» Exercise prompt: Where a line below holds the string "Size", copy that line.

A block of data
______
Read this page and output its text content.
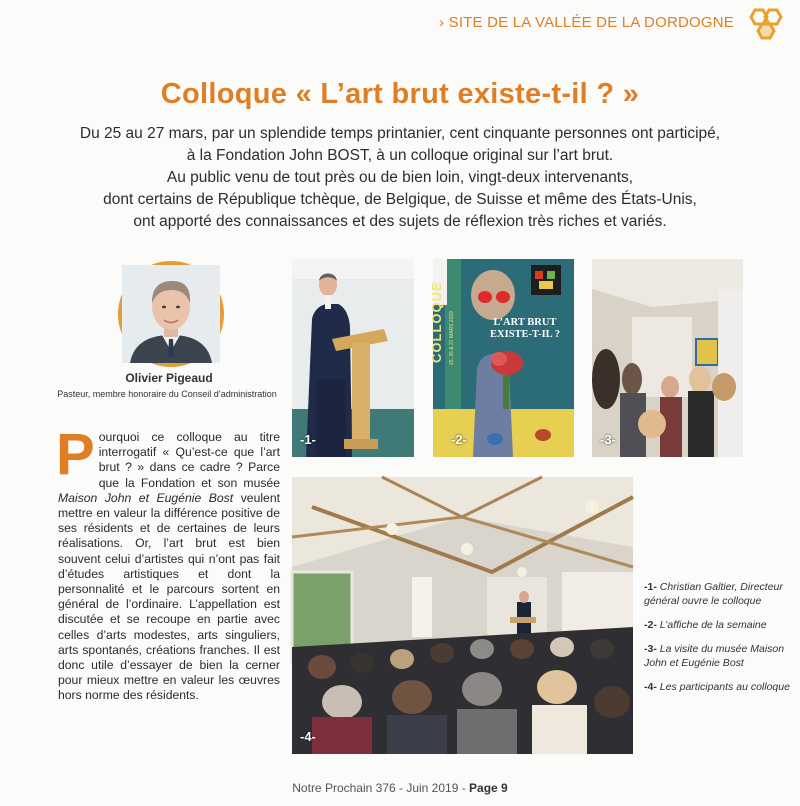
› SITE DE LA VALLÉE DE LA DORDOGNE
Colloque « L’art brut existe-t-il ? »
Du 25 au 27 mars, par un splendide temps printanier, cent cinquante personnes ont participé,
à la Fondation John BOST, à un colloque original sur l’art brut.
Au public venu de tout près ou de bien loin, vingt-deux intervenants,
dont certains de République tchèque, de Belgique, de Suisse et même des États-Unis,
ont apporté des connaissances et des sujets de réflexion très riches et variés.
Olivier Pigeaud
Pasteur, membre honoraire du Conseil d’administration
Pourquoi ce colloque au titre interrogatif « Qu’est-ce que l’art brut ? » dans ce cadre ? Parce que la Fondation et son musée Maison John et Eugénie Bost veulent mettre en valeur la différence positive de ses résidents et de certaines de leurs réalisations. Or, l’art brut est bien souvent celui d’artistes qui n’ont pas fait d’études artistiques et dont la personnalité et le parcours sortent en général de l’ordinaire. L’appellation est discutée et se recoupe en partie avec celles d’arts modestes, arts singuliers, arts spontanés, créations franches. Il est donc utile d’essayer de bien la cerner pour mieux mettre en valeur les œuvres hors norme des résidents.
-1-
COLLOQUE 25, 26 & 27 MARS 2019	L’ART BRUT
EXISTE-T-IL ?
-2-	-3-
-4-
-1- Christian Galtier, Directeur général ouvre le colloque
-2- L’affiche de la semaine
-3- La visite du musée Maison John et Eugénie Bost
-4- Les participants au colloque
Notre Prochain 376 - Juin 2019 - Page 9
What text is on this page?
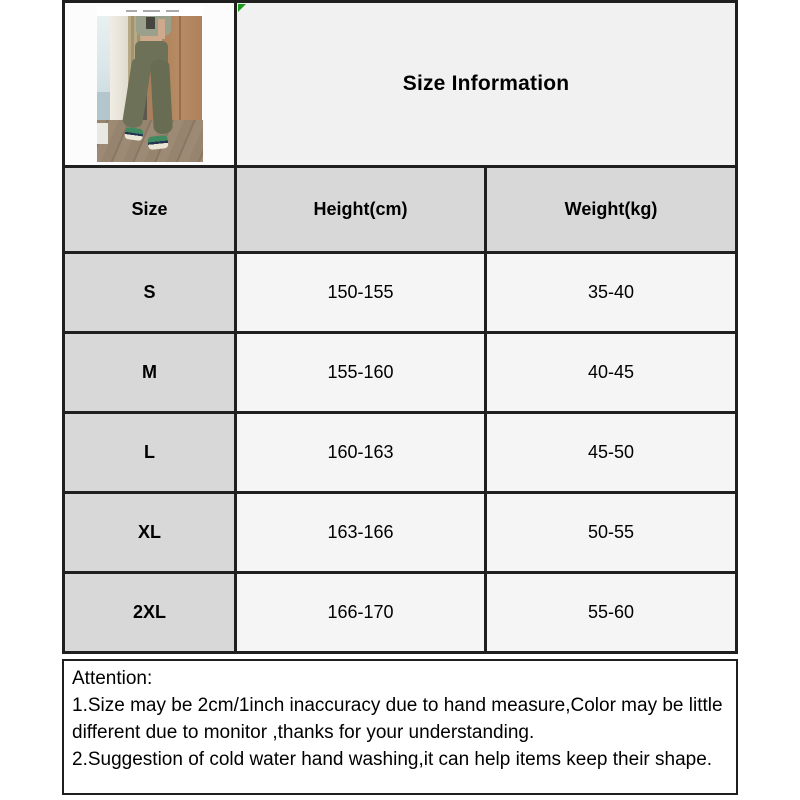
	Size Information	

Size	Height(cm)	Weight(kg)
S	150-155	35-40
M	155-160	40-45
L	160-163	45-50
XL	163-166	50-55
2XL	166-170	55-60
Attention:
1.Size may be 2cm/1inch inaccuracy due to hand measure,Color may be little
different due to monitor ,thanks for your understanding.
2.Suggestion of cold water hand washing,it can help items keep their shape.
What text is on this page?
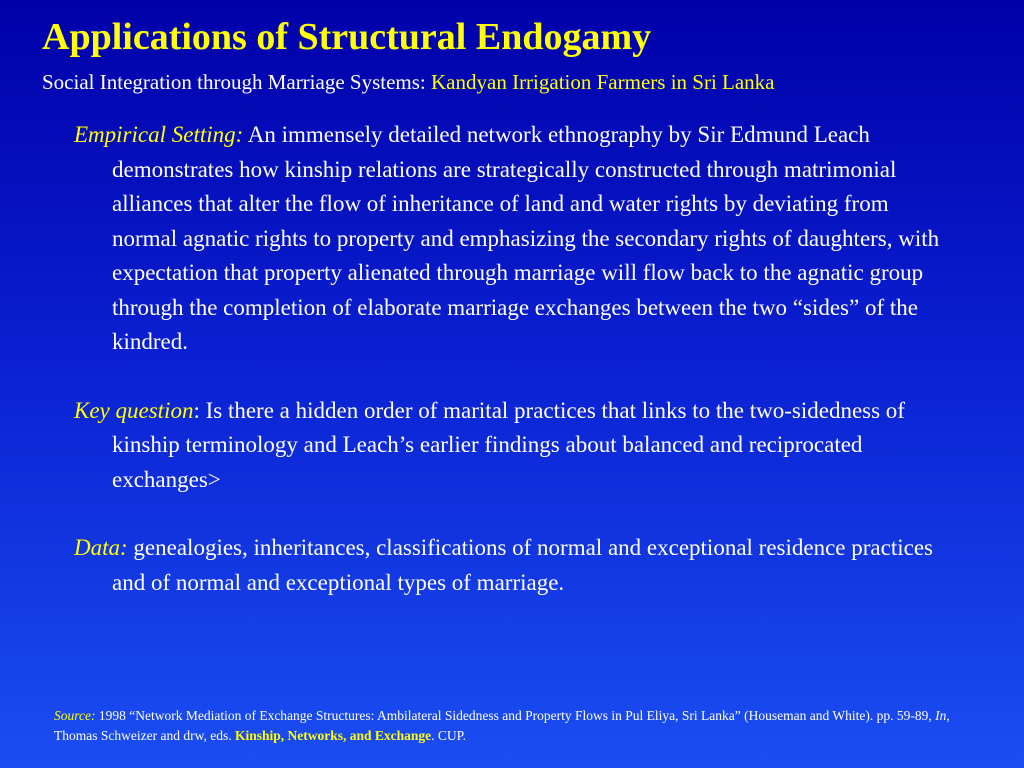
Applications of Structural Endogamy

Social Integration through Marriage Systems: Kandyan Irrigation Farmers in Sri Lanka

Empirical Setting: An immensely detailed network ethnography by Sir Edmund Leach demonstrates how kinship relations are strategically constructed through matrimonial alliances that alter the flow of inheritance of land and water rights by deviating from normal agnatic rights to property and emphasizing the secondary rights of daughters, with expectation that property alienated through marriage will flow back to the agnatic group through the completion of elaborate marriage exchanges between the two “sides” of the kindred.

Key question: Is there a hidden order of marital practices that links to the two-sidedness of kinship terminology and Leach’s earlier findings about balanced and reciprocated exchanges>

Data: genealogies, inheritances, classifications of normal and exceptional residence practices and of normal and exceptional types of marriage.

Source: 1998 “Network Mediation of Exchange Structures: Ambilateral Sidedness and Property Flows in Pul Eliya, Sri Lanka” (Houseman and White). pp. 59-89, In, Thomas Schweizer and drw, eds. Kinship, Networks, and Exchange. CUP.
______
» Result:
	Size Information	
Size	Height(cm)	Weight(kg)
1.Size may be 2cm/1inch inaccuracy due to hand measure,Color may be little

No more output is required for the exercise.